[Collected data entries]
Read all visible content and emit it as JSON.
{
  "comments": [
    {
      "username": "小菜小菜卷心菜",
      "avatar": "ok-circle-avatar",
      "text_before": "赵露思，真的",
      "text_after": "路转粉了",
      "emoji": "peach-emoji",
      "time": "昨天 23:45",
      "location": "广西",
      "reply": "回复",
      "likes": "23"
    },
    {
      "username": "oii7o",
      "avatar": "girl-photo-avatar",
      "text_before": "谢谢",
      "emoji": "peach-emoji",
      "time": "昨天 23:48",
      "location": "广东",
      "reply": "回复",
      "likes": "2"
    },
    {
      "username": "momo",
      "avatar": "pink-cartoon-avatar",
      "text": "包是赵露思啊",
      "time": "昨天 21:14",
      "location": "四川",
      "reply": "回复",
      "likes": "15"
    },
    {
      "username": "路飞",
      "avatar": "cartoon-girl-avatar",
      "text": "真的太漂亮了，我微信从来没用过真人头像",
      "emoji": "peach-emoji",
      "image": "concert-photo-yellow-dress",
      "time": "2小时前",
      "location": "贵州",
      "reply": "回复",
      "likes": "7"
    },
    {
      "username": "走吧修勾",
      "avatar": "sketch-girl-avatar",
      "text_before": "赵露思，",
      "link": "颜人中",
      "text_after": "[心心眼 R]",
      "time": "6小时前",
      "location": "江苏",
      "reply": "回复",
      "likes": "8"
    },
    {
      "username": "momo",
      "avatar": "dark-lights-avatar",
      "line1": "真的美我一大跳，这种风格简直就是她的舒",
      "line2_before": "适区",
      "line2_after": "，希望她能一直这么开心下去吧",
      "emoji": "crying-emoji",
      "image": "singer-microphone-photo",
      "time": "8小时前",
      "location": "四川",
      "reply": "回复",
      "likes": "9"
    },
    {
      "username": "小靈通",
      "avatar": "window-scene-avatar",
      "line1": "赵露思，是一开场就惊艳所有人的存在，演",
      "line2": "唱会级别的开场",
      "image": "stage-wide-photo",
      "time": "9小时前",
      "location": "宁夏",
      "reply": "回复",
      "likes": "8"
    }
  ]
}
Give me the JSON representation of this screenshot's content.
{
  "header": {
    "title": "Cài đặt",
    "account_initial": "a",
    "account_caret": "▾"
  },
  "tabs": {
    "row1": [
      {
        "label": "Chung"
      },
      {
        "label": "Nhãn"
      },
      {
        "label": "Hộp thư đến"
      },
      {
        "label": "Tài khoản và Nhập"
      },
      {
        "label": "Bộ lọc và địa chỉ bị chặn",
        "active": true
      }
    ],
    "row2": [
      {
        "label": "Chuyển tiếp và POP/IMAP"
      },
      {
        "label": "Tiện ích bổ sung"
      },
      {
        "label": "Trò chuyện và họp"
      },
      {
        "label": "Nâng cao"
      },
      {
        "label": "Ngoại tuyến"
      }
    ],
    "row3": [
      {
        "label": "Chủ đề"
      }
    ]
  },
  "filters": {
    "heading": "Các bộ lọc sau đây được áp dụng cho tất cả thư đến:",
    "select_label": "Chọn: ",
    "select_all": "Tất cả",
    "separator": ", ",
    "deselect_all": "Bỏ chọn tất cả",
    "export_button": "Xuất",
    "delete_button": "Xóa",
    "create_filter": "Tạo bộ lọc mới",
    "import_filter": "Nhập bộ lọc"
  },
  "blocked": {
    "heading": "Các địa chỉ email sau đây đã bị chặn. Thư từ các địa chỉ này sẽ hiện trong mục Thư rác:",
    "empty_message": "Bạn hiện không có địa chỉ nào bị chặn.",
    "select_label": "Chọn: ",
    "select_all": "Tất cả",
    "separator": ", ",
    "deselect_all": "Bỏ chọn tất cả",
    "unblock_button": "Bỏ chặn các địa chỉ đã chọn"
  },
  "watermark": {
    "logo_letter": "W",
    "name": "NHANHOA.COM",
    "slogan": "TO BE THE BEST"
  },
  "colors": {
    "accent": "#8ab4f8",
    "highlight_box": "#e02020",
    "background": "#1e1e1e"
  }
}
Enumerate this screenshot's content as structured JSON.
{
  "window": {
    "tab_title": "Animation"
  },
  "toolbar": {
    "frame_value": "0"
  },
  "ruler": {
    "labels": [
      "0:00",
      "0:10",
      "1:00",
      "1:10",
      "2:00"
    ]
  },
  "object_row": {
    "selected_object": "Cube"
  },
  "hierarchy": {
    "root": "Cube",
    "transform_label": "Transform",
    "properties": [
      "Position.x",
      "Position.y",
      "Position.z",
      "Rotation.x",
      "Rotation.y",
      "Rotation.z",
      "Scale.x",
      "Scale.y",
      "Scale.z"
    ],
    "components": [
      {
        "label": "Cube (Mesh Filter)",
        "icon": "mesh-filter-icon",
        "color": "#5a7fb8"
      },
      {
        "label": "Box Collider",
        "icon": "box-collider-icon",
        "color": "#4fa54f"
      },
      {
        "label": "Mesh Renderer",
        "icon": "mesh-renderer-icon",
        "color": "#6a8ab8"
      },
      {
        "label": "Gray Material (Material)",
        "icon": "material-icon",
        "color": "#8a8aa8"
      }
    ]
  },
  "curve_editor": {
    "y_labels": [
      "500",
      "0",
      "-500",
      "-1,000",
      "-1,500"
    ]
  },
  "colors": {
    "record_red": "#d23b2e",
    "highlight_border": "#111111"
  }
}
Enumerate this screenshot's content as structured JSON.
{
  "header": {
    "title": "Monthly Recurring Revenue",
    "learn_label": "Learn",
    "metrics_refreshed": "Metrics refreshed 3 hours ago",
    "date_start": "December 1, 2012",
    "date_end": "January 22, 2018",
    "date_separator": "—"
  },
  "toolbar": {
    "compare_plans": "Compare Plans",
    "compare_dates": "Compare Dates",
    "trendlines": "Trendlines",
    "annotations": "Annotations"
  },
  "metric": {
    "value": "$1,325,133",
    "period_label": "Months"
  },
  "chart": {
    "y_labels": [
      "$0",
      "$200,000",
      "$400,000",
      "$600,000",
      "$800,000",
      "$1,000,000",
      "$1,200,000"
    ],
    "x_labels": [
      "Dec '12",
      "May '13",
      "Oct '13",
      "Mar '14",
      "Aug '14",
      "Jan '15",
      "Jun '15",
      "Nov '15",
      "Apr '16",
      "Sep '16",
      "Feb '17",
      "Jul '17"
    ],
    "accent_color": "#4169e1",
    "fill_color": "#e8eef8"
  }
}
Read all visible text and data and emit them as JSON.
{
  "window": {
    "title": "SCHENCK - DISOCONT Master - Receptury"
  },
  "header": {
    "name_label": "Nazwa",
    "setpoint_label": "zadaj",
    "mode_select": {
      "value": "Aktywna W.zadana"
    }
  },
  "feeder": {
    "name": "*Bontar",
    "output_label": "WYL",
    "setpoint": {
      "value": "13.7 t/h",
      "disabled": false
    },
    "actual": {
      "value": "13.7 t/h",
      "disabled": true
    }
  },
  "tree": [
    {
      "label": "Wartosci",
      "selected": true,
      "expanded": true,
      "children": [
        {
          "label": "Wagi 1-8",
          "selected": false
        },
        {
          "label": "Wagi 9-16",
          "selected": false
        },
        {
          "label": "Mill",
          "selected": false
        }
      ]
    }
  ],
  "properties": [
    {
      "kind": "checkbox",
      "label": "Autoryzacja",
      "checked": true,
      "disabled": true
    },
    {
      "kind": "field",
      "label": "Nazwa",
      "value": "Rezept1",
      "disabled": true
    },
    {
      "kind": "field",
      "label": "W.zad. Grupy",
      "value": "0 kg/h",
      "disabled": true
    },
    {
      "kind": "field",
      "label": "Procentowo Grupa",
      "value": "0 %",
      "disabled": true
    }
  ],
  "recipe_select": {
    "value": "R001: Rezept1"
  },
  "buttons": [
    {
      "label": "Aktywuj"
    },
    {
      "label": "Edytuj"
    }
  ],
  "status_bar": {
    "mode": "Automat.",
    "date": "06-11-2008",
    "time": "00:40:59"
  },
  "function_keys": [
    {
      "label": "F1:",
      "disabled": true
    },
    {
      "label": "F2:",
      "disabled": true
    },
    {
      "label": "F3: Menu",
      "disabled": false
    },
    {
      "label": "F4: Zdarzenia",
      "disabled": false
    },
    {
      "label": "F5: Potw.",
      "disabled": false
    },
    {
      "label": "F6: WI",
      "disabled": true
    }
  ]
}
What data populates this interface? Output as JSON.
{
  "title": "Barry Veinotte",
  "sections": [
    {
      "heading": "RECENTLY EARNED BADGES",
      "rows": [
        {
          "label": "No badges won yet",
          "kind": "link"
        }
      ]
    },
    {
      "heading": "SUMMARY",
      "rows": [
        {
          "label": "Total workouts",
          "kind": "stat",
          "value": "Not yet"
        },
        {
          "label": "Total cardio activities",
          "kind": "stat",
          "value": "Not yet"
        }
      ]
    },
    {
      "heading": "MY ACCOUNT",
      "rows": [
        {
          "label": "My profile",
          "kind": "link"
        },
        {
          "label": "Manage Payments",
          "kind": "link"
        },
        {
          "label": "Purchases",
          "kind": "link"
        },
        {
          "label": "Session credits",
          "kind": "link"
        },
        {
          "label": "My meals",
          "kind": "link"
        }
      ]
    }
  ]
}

Required work:
Show, from the listing above, each line that contains the word "emit".

Exercise solution:
Read all visible content and emit it as JSON.
Read all visible text and data and emit them as JSON.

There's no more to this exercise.